■ What to produce ■
Count the lines below that contain the word "text" and give only the number.

Data records
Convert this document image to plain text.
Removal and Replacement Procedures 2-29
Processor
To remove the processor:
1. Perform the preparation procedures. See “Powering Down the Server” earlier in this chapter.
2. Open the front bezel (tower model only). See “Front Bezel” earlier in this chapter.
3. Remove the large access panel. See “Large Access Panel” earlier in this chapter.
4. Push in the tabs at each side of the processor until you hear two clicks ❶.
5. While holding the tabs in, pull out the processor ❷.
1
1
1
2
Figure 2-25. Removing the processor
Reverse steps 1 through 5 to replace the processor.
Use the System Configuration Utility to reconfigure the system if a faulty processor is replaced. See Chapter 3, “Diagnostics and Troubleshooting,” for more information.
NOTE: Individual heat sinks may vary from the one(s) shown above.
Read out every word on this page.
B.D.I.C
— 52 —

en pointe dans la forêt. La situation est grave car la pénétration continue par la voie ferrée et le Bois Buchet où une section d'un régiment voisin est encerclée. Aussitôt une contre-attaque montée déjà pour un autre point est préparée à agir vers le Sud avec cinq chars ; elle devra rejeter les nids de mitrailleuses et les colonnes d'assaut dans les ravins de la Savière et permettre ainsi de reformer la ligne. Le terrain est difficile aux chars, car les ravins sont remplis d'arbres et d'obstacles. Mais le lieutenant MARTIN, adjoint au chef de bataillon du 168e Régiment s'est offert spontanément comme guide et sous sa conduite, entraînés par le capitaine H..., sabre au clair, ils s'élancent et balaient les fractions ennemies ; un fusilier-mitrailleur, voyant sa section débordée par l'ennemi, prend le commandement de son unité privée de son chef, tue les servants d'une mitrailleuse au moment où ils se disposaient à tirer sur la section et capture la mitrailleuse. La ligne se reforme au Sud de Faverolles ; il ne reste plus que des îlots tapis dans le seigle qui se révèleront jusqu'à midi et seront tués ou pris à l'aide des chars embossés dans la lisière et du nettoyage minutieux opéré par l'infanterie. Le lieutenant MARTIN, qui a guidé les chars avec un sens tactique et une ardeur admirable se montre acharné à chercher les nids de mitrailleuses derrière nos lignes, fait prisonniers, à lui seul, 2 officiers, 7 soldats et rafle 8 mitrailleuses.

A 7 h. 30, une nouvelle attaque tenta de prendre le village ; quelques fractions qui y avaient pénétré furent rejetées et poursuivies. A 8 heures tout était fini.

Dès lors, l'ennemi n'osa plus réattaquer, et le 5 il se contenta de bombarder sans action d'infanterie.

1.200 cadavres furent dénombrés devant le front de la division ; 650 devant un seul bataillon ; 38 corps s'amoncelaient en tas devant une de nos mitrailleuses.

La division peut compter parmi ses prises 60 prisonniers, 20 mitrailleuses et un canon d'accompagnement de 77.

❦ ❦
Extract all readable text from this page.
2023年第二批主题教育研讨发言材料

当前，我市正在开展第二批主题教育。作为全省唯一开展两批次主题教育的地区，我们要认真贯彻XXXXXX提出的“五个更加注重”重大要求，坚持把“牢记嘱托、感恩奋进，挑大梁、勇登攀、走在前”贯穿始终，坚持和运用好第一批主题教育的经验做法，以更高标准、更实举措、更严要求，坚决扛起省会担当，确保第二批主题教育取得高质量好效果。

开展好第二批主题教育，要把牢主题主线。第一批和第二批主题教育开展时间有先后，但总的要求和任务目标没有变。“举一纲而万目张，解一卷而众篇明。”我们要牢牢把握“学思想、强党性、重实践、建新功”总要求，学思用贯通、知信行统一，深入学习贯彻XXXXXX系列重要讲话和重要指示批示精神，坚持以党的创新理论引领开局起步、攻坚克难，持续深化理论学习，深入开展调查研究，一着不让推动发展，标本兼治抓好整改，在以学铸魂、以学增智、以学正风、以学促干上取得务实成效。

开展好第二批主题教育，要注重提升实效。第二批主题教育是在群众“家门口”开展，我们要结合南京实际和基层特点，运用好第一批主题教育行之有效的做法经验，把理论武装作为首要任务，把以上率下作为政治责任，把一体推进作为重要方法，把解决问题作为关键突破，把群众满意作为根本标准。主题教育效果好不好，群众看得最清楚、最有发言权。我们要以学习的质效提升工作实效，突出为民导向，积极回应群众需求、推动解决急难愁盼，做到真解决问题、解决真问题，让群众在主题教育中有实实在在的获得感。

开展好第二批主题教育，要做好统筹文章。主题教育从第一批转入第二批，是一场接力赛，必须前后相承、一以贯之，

■ Complete response ■
2